-- Rows --

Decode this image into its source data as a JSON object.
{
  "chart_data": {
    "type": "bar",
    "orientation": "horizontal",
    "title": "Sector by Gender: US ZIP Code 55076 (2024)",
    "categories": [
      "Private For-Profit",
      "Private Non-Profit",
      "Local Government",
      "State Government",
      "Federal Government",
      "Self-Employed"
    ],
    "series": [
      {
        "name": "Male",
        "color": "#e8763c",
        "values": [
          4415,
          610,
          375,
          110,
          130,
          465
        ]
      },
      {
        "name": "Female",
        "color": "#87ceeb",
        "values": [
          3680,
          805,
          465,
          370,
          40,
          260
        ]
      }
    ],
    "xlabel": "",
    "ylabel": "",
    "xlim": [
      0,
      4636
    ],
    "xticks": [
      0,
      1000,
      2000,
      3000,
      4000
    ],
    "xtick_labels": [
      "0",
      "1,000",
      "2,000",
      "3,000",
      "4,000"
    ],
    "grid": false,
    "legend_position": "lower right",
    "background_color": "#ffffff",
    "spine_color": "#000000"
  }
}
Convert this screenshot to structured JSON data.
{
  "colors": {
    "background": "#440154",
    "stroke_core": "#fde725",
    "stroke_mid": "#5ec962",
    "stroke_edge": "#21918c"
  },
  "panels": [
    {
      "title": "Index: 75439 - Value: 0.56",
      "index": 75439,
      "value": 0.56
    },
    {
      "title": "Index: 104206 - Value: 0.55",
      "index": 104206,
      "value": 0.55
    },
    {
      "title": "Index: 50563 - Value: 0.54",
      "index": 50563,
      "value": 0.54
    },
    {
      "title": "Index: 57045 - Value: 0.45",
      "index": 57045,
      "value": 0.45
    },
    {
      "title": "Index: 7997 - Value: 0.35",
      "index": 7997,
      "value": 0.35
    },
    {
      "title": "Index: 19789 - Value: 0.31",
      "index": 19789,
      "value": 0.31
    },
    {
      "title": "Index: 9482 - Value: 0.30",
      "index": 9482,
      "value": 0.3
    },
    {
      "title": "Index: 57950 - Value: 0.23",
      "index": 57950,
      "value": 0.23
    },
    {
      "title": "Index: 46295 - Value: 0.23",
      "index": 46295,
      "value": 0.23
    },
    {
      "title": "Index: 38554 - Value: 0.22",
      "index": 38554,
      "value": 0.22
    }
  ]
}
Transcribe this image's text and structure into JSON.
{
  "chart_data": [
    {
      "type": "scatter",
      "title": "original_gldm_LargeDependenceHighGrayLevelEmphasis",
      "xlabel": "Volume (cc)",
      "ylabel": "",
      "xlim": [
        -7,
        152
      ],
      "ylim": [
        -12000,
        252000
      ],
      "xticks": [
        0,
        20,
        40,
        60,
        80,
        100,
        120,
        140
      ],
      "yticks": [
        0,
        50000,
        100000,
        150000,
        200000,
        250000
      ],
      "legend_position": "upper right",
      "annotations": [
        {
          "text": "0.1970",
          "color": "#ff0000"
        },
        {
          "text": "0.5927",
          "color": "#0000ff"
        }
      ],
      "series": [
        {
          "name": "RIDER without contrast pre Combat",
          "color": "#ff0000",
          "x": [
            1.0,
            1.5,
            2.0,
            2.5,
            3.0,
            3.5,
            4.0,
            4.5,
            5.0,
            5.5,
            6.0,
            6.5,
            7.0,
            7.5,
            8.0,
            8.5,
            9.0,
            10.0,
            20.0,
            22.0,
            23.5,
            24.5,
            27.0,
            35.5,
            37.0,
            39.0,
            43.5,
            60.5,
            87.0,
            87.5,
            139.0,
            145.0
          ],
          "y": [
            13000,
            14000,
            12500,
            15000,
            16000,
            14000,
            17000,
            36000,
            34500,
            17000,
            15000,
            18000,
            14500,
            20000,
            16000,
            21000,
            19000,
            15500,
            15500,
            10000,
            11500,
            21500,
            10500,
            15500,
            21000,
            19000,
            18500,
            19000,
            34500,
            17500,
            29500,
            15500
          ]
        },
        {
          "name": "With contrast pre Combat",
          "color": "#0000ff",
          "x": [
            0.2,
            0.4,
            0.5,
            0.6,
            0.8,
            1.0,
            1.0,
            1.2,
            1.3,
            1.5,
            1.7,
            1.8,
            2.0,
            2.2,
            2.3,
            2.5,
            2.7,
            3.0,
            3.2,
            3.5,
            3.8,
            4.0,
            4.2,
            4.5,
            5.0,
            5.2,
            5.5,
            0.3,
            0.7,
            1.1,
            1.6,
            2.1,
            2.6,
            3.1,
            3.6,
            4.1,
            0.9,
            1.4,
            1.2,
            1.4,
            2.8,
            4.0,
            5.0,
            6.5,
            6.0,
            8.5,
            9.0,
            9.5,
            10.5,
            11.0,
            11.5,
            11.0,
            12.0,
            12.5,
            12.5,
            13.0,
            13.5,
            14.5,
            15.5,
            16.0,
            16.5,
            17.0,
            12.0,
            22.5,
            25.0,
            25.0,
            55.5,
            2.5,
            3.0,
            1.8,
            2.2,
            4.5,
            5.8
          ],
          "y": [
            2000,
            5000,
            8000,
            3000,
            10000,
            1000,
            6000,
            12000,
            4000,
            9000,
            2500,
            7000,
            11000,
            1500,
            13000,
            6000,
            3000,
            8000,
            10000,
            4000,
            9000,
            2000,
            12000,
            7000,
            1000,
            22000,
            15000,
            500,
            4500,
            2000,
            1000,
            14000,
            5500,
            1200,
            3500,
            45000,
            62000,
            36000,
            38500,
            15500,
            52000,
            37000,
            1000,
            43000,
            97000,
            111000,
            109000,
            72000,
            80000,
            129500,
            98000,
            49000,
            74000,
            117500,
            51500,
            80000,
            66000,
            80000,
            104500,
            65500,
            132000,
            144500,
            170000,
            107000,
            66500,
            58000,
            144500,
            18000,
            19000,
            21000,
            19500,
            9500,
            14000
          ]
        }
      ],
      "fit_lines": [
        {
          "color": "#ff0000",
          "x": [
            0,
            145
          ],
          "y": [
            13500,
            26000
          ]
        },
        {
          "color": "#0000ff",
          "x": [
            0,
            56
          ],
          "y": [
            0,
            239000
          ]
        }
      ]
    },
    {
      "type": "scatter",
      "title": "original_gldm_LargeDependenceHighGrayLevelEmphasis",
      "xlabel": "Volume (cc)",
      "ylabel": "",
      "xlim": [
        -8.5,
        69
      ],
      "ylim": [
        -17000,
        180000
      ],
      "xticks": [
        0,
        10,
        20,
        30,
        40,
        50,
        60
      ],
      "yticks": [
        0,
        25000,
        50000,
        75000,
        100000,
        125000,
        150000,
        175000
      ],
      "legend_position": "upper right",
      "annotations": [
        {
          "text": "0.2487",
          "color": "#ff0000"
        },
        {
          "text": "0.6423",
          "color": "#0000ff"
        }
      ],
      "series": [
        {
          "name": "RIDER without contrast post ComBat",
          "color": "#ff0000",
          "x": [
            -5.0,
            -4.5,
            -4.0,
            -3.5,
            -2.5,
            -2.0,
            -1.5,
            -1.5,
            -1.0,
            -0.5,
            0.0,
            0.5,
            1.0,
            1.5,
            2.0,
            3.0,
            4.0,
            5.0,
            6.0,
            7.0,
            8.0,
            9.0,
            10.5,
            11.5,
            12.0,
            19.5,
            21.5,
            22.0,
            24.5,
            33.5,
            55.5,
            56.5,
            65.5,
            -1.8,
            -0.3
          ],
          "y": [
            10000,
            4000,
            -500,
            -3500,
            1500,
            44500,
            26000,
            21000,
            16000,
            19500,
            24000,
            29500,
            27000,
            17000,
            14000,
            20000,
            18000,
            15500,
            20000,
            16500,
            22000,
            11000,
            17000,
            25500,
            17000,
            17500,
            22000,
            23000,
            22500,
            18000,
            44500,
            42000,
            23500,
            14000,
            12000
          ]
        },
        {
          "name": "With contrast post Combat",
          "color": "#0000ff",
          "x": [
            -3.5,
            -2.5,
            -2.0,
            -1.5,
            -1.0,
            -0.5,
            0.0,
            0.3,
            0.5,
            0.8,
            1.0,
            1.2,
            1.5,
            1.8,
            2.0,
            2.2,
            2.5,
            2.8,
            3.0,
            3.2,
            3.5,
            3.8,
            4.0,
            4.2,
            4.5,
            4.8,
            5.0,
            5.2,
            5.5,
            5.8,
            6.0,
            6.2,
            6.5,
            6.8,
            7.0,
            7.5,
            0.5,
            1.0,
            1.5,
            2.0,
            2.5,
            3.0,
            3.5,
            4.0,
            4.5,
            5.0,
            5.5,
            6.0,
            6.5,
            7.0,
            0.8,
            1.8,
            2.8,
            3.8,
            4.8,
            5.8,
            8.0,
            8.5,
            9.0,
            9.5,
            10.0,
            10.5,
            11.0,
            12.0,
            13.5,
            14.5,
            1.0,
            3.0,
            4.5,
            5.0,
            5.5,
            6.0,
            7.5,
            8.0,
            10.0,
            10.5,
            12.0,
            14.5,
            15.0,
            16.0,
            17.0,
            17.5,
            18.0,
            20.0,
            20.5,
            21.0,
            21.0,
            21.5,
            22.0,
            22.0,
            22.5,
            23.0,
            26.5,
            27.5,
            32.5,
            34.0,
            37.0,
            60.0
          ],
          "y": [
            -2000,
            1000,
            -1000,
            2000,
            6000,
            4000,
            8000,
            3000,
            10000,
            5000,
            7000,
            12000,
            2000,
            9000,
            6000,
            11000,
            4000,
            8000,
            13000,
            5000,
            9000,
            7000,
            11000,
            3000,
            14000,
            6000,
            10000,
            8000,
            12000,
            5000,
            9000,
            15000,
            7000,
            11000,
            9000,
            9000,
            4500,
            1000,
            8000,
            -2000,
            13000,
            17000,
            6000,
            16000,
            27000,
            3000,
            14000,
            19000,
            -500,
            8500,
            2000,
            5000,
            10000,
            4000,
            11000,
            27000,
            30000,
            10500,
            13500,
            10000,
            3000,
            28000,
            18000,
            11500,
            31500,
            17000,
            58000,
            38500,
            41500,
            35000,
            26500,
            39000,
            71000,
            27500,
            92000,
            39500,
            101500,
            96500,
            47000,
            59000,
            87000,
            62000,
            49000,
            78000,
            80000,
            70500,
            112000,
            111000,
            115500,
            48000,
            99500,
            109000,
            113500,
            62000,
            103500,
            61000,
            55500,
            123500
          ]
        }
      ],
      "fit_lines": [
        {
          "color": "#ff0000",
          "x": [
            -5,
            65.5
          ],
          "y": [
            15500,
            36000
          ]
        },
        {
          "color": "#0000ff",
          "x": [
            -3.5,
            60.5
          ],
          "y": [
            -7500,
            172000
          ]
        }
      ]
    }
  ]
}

-- Directive --
Find each line holding "post". Copy it out.

-- Task answer --
          "name": "RIDER without contrast post ComBat",
          "name": "With contrast post Combat",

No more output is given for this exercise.